[GIVEN DATA]
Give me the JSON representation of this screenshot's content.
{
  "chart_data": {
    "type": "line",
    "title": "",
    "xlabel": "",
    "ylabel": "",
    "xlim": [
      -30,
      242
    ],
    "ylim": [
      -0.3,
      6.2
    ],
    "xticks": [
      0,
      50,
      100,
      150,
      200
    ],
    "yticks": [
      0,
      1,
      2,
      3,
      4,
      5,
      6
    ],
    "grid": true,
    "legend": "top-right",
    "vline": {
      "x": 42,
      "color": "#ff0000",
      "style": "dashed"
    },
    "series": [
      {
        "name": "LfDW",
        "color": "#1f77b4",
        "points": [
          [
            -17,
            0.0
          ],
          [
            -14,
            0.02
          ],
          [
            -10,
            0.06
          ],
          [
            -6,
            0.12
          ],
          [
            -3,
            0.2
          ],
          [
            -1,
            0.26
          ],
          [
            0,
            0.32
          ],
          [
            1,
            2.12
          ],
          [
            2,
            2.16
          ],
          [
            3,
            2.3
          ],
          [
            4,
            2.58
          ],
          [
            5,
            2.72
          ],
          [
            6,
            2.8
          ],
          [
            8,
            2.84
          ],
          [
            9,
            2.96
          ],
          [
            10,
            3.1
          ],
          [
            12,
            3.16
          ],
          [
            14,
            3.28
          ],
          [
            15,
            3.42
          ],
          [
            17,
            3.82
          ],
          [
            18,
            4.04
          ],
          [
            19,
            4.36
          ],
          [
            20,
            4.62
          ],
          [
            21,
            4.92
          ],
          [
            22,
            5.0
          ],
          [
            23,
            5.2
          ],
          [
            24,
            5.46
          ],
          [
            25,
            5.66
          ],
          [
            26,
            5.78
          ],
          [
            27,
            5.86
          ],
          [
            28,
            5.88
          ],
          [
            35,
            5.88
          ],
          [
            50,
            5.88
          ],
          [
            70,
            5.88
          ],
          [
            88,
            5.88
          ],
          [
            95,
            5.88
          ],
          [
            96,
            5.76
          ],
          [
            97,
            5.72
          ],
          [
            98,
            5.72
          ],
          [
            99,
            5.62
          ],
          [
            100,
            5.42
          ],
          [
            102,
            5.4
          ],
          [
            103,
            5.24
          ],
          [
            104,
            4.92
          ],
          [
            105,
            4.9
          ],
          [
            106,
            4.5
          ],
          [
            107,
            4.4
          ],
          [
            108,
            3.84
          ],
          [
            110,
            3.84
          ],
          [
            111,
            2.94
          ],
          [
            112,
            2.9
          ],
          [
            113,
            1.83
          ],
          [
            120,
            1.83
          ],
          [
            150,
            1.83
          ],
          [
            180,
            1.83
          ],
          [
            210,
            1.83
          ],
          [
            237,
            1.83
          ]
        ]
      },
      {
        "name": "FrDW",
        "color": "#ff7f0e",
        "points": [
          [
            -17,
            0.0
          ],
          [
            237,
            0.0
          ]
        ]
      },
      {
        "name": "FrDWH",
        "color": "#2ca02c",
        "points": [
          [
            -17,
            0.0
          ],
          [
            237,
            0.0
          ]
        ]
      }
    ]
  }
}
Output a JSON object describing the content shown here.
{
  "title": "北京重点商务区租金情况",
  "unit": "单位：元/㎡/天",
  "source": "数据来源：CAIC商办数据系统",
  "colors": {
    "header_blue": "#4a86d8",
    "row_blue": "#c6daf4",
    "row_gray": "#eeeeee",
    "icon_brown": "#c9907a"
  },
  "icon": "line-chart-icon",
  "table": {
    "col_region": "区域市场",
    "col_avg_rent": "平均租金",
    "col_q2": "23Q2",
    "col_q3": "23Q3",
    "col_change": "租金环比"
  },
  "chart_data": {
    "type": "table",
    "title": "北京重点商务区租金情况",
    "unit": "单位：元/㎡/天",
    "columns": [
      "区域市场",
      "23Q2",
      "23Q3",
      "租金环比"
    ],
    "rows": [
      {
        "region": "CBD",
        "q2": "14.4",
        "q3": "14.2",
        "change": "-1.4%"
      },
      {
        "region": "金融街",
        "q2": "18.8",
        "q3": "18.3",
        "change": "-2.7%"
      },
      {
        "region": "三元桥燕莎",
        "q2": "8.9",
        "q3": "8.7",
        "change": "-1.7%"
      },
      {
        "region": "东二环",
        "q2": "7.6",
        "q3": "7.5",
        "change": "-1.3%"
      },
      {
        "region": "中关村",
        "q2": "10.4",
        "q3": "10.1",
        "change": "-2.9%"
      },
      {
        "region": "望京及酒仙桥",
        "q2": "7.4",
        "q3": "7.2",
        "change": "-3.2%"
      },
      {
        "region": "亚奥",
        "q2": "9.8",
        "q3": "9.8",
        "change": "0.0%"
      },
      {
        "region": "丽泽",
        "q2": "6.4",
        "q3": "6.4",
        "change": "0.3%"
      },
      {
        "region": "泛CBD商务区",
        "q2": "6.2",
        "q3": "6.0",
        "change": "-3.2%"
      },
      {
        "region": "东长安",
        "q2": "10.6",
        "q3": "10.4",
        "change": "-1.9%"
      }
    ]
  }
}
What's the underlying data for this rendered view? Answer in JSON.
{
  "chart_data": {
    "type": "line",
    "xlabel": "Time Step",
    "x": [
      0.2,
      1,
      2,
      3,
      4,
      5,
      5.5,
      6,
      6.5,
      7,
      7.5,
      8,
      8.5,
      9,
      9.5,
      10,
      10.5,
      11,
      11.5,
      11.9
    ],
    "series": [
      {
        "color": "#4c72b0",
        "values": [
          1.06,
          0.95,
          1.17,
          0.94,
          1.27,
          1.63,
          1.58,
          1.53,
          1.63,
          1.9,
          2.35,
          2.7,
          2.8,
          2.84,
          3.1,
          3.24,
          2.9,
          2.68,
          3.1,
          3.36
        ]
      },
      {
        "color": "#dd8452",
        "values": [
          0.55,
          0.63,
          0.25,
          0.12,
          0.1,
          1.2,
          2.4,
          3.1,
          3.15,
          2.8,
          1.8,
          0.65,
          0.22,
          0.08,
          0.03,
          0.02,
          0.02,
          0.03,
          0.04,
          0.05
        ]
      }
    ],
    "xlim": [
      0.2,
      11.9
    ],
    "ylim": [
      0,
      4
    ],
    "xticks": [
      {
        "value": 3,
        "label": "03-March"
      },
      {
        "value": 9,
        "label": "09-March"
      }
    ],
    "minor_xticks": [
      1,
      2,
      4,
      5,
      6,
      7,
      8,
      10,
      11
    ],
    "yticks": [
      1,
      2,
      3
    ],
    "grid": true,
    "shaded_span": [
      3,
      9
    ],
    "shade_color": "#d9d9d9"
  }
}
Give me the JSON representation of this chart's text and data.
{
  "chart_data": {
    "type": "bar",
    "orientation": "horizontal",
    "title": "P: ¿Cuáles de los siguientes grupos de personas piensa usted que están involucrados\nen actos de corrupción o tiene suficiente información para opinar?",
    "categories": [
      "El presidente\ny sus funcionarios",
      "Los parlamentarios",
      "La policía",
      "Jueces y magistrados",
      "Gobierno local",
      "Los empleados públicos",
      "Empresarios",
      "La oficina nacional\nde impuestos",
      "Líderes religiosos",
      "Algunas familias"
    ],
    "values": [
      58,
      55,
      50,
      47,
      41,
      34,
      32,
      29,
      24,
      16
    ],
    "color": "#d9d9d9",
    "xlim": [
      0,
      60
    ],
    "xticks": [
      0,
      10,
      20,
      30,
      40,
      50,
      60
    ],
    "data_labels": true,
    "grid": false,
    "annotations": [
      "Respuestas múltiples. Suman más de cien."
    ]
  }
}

[TO DO] Retype the records in full. Keep every line identical to the original.

[EXERCISE OUTPUT]
Give me the JSON representation of this screenshot's content.
{
  "chart_data": {
    "type": "line",
    "title": "",
    "xlabel": "",
    "ylabel": "",
    "xlim": [
      -30,
      242
    ],
    "ylim": [
      -0.3,
      6.2
    ],
    "xticks": [
      0,
      50,
      100,
      150,
      200
    ],
    "yticks": [
      0,
      1,
      2,
      3,
      4,
      5,
      6
    ],
    "grid": true,
    "legend": "top-right",
    "vline": {
      "x": 42,
      "color": "#ff0000",
      "style": "dashed"
    },
    "series": [
      {
        "name": "LfDW",
        "color": "#1f77b4",
        "points": [
          [
            -17,
            0.0
          ],
          [
            -14,
            0.02
          ],
          [
            -10,
            0.06
          ],
          [
            -6,
            0.12
          ],
          [
            -3,
            0.2
          ],
          [
            -1,
            0.26
          ],
          [
            0,
            0.32
          ],
          [
            1,
            2.12
          ],
          [
            2,
            2.16
          ],
          [
            3,
            2.3
          ],
          [
            4,
            2.58
          ],
          [
            5,
            2.72
          ],
          [
            6,
            2.8
          ],
          [
            8,
            2.84
          ],
          [
            9,
            2.96
          ],
          [
            10,
            3.1
          ],
          [
            12,
            3.16
          ],
          [
            14,
            3.28
          ],
          [
            15,
            3.42
          ],
          [
            17,
            3.82
          ],
          [
            18,
            4.04
          ],
          [
            19,
            4.36
          ],
          [
            20,
            4.62
          ],
          [
            21,
            4.92
          ],
          [
            22,
            5.0
          ],
          [
            23,
            5.2
          ],
          [
            24,
            5.46
          ],
          [
            25,
            5.66
          ],
          [
            26,
            5.78
          ],
          [
            27,
            5.86
          ],
          [
            28,
            5.88
          ],
          [
            35,
            5.88
          ],
          [
            50,
            5.88
          ],
          [
            70,
            5.88
          ],
          [
            88,
            5.88
          ],
          [
            95,
            5.88
          ],
          [
            96,
            5.76
          ],
          [
            97,
            5.72
          ],
          [
            98,
            5.72
          ],
          [
            99,
            5.62
          ],
          [
            100,
            5.42
          ],
          [
            102,
            5.4
          ],
          [
            103,
            5.24
          ],
          [
            104,
            4.92
          ],
          [
            105,
            4.9
          ],
          [
            106,
            4.5
          ],
          [
            107,
            4.4
          ],
          [
            108,
            3.84
          ],
          [
            110,
            3.84
          ],
          [
            111,
            2.94
          ],
          [
            112,
            2.9
          ],
          [
            113,
            1.83
          ],
          [
            120,
            1.83
          ],
          [
            150,
            1.83
          ],
          [
            180,
            1.83
          ],
          [
            210,
            1.83
          ],
          [
            237,
            1.83
          ]
        ]
      },
      {
        "name": "FrDW",
        "color": "#ff7f0e",
        "points": [
          [
            -17,
            0.0
          ],
          [
            237,
            0.0
          ]
        ]
      },
      {
        "name": "FrDWH",
        "color": "#2ca02c",
        "points": [
          [
            -17,
            0.0
          ],
          [
            237,
            0.0
          ]
        ]
      }
    ]
  }
}
Output a JSON object describing the content shown here.
{
  "title": "北京重点商务区租金情况",
  "unit": "单位：元/㎡/天",
  "source": "数据来源：CAIC商办数据系统",
  "colors": {
    "header_blue": "#4a86d8",
    "row_blue": "#c6daf4",
    "row_gray": "#eeeeee",
    "icon_brown": "#c9907a"
  },
  "icon": "line-chart-icon",
  "table": {
    "col_region": "区域市场",
    "col_avg_rent": "平均租金",
    "col_q2": "23Q2",
    "col_q3": "23Q3",
    "col_change": "租金环比"
  },
  "chart_data": {
    "type": "table",
    "title": "北京重点商务区租金情况",
    "unit": "单位：元/㎡/天",
    "columns": [
      "区域市场",
      "23Q2",
      "23Q3",
      "租金环比"
    ],
    "rows": [
      {
        "region": "CBD",
        "q2": "14.4",
        "q3": "14.2",
        "change": "-1.4%"
      },
      {
        "region": "金融街",
        "q2": "18.8",
        "q3": "18.3",
        "change": "-2.7%"
      },
      {
        "region": "三元桥燕莎",
        "q2": "8.9",
        "q3": "8.7",
        "change": "-1.7%"
      },
      {
        "region": "东二环",
        "q2": "7.6",
        "q3": "7.5",
        "change": "-1.3%"
      },
      {
        "region": "中关村",
        "q2": "10.4",
        "q3": "10.1",
        "change": "-2.9%"
      },
      {
        "region": "望京及酒仙桥",
        "q2": "7.4",
        "q3": "7.2",
        "change": "-3.2%"
      },
      {
        "region": "亚奥",
        "q2": "9.8",
        "q3": "9.8",
        "change": "0.0%"
      },
      {
        "region": "丽泽",
        "q2": "6.4",
        "q3": "6.4",
        "change": "0.3%"
      },
      {
        "region": "泛CBD商务区",
        "q2": "6.2",
        "q3": "6.0",
        "change": "-3.2%"
      },
      {
        "region": "东长安",
        "q2": "10.6",
        "q3": "10.4",
        "change": "-1.9%"
      }
    ]
  }
}
What's the underlying data for this rendered view? Answer in JSON.
{
  "chart_data": {
    "type": "line",
    "xlabel": "Time Step",
    "x": [
      0.2,
      1,
      2,
      3,
      4,
      5,
      5.5,
      6,
      6.5,
      7,
      7.5,
      8,
      8.5,
      9,
      9.5,
      10,
      10.5,
      11,
      11.5,
      11.9
    ],
    "series": [
      {
        "color": "#4c72b0",
        "values": [
          1.06,
          0.95,
          1.17,
          0.94,
          1.27,
          1.63,
          1.58,
          1.53,
          1.63,
          1.9,
          2.35,
          2.7,
          2.8,
          2.84,
          3.1,
          3.24,
          2.9,
          2.68,
          3.1,
          3.36
        ]
      },
      {
        "color": "#dd8452",
        "values": [
          0.55,
          0.63,
          0.25,
          0.12,
          0.1,
          1.2,
          2.4,
          3.1,
          3.15,
          2.8,
          1.8,
          0.65,
          0.22,
          0.08,
          0.03,
          0.02,
          0.02,
          0.03,
          0.04,
          0.05
        ]
      }
    ],
    "xlim": [
      0.2,
      11.9
    ],
    "ylim": [
      0,
      4
    ],
    "xticks": [
      {
        "value": 3,
        "label": "03-March"
      },
      {
        "value": 9,
        "label": "09-March"
      }
    ],
    "minor_xticks": [
      1,
      2,
      4,
      5,
      6,
      7,
      8,
      10,
      11
    ],
    "yticks": [
      1,
      2,
      3
    ],
    "grid": true,
    "shaded_span": [
      3,
      9
    ],
    "shade_color": "#d9d9d9"
  }
}
Give me the JSON representation of this chart's text and data.
{
  "chart_data": {
    "type": "bar",
    "orientation": "horizontal",
    "title": "P: ¿Cuáles de los siguientes grupos de personas piensa usted que están involucrados\nen actos de corrupción o tiene suficiente información para opinar?",
    "categories": [
      "El presidente\ny sus funcionarios",
      "Los parlamentarios",
      "La policía",
      "Jueces y magistrados",
      "Gobierno local",
      "Los empleados públicos",
      "Empresarios",
      "La oficina nacional\nde impuestos",
      "Líderes religiosos",
      "Algunas familias"
    ],
    "values": [
      58,
      55,
      50,
      47,
      41,
      34,
      32,
      29,
      24,
      16
    ],
    "color": "#d9d9d9",
    "xlim": [
      0,
      60
    ],
    "xticks": [
      0,
      10,
      20,
      30,
      40,
      50,
      60
    ],
    "data_labels": true,
    "grid": false,
    "annotations": [
      "Respuestas múltiples. Suman más de cien."
    ]
  }
}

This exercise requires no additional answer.